* GIVEN INSTRUCTION 1: In the forum thread about the frog auction, what items does the poster proposing the auction plan to put up?
* GIVEN INSTRUCTION 2: Retype the part of the forum thread about the frog auction starting with "## DCreptiles (Jan" and going on through "help the frogs!".
* GIVEN INSTRUCTION 3: Write what comes next in the forum thread about the frog auction.

* EXCERPTED TEXT:

Yeah, hopefully we get dumped on. On another note I plan on doing a chinese auction. Basically you put your tickets in the container you want to win and if your ticket gets pulled you win that item. I figured it would be a good way to donate some money to a good frog organization. I will put up a bunch of stuff myself including supplies, plants and tads but if anyone wants to start thinking about bringing something let me know.
J


----------



## DCreptiles (Jan 26, 2009)

Jason DeSantis said:


> Yeah, hopefully we get dumped on. On another note I plan on doing a chinese auction. Basically you put your tickets in the container you want to win and if your ticket gets pulled you win that item. I figured it would be a good way to donate some money to a good frog organization. I will put up a bunch of stuff myself including supplies, plants and tads but if anyone wants to start thinking about bringing something let me know.
> J



Sounds interesting.. could be fun! anything to help the frogs!

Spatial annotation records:
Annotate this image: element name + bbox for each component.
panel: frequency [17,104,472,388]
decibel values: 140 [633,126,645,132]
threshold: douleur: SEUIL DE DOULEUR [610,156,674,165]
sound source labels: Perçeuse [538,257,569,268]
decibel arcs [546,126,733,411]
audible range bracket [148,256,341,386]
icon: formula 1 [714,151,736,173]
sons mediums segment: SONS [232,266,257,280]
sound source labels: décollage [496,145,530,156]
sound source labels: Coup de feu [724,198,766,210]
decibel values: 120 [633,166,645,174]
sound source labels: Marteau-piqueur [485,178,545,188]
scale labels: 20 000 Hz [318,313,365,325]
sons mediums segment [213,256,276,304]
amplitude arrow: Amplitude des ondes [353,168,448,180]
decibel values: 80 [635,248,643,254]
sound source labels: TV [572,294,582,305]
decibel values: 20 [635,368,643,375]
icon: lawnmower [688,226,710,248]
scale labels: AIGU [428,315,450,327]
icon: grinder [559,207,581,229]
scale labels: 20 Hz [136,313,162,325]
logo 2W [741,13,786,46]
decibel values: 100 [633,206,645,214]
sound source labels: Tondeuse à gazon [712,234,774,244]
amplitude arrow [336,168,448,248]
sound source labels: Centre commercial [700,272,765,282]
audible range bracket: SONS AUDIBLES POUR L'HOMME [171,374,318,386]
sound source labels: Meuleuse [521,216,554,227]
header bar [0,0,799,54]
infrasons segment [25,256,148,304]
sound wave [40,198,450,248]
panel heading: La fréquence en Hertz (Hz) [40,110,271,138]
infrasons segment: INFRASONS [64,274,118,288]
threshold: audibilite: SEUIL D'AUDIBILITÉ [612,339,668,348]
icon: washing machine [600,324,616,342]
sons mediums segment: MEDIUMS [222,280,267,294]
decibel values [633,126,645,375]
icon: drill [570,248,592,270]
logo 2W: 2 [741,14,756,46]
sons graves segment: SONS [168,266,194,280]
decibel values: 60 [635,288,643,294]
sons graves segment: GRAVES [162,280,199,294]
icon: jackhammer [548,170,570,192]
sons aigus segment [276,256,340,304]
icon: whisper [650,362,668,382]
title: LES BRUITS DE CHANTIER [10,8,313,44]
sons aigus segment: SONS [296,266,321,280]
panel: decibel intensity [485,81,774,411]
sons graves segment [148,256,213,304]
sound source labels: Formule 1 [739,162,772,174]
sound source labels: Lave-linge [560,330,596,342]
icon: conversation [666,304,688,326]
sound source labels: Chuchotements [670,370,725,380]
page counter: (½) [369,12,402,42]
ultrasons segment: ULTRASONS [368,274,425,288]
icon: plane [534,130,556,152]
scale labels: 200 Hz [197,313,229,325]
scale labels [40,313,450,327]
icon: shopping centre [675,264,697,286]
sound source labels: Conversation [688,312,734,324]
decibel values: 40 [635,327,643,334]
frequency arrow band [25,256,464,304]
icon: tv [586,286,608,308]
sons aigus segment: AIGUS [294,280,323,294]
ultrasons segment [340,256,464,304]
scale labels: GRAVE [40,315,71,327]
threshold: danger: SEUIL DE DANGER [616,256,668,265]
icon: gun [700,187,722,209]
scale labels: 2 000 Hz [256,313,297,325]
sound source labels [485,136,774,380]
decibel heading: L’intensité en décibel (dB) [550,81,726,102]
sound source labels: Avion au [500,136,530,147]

* TASK RESULT 1: Supplies, plants and tads.

* TASK RESULT 2:
## DCreptiles (Jan 26, 2009)

Jason DeSantis said:


> Yeah, hopefully we get dumped on. On another note I plan on doing a chinese auction. Basically you put your tickets in the container you want to win and if your ticket gets pulled you win that item. I figured it would be a good way to donate some money to a good frog organization. I will put up a bunch of stuff myself including supplies, plants and tads but if anyone wants to start thinking about bringing something let me know.
> J



Sounds interesting.. could be fun! anything to help the frogs!

* TASK RESULT 3:
----------



## angry gary (Dec 9, 2009)

we will try to make it up may 1. sounds like a grea time. i hope i will have a couple empty tanks by then!

AG


----------



## Jason DeSantis (Feb 2, 2006)

We still have plenty of time to work out the details. Hopefully Jeff will get on board and make his awesome pulled pork like last time. But its a good time Gary, lots of people to meet and a bunch of new faces and some old one.
J


----------



## angry gary (Dec 9, 2009)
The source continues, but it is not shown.